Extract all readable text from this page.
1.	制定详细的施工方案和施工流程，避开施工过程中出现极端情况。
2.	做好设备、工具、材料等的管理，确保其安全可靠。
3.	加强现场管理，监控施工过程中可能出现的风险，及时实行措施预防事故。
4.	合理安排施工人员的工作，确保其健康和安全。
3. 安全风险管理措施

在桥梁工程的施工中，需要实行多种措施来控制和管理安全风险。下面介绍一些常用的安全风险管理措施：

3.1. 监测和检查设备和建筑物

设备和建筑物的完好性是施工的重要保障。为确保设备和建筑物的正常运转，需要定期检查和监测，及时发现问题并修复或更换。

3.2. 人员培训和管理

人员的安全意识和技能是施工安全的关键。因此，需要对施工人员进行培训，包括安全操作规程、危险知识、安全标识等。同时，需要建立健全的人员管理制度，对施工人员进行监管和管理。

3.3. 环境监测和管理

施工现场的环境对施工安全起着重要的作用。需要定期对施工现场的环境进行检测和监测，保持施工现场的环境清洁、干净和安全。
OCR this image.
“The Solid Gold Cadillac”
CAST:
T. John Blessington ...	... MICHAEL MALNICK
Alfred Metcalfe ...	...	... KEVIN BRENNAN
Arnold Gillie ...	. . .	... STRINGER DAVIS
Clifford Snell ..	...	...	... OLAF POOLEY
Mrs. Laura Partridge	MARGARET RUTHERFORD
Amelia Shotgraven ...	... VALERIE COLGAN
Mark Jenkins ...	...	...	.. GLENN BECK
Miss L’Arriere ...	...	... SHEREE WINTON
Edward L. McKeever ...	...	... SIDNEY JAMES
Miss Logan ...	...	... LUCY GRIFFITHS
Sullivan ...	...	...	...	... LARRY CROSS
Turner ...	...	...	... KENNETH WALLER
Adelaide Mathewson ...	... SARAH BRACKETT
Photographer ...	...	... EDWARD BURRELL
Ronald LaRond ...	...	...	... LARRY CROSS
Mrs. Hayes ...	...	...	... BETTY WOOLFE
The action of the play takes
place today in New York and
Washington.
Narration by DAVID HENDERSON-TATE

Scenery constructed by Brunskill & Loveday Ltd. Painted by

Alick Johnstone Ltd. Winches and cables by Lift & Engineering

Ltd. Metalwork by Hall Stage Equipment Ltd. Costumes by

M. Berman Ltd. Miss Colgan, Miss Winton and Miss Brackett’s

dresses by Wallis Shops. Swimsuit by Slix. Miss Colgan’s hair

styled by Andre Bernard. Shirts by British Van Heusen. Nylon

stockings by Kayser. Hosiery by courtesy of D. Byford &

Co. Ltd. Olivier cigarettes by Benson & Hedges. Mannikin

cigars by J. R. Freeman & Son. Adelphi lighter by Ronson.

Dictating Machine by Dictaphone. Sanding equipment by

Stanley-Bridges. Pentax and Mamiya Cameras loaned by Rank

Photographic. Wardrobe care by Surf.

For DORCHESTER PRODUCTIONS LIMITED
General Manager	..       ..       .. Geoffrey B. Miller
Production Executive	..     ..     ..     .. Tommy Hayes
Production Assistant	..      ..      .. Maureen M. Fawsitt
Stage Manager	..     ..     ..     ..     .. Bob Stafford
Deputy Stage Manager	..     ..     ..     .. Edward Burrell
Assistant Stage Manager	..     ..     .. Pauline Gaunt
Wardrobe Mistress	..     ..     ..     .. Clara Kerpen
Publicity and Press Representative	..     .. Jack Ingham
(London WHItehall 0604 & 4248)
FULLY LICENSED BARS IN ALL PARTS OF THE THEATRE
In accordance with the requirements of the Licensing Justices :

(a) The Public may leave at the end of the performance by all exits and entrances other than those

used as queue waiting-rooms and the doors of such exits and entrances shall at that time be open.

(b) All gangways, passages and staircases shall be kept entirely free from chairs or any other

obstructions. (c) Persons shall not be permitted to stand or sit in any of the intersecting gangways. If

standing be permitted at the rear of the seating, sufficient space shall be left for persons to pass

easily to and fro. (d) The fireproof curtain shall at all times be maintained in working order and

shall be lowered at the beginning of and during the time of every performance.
= = =
### Short problem
Which lines of the data include "gangways"? Copy each of them.

### Exercise answer
(b) All gangways, passages and staircases shall be kept entirely free from chairs or any other
obstructions. (c) Persons shall not be permitted to stand or sit in any of the intersecting gangways. If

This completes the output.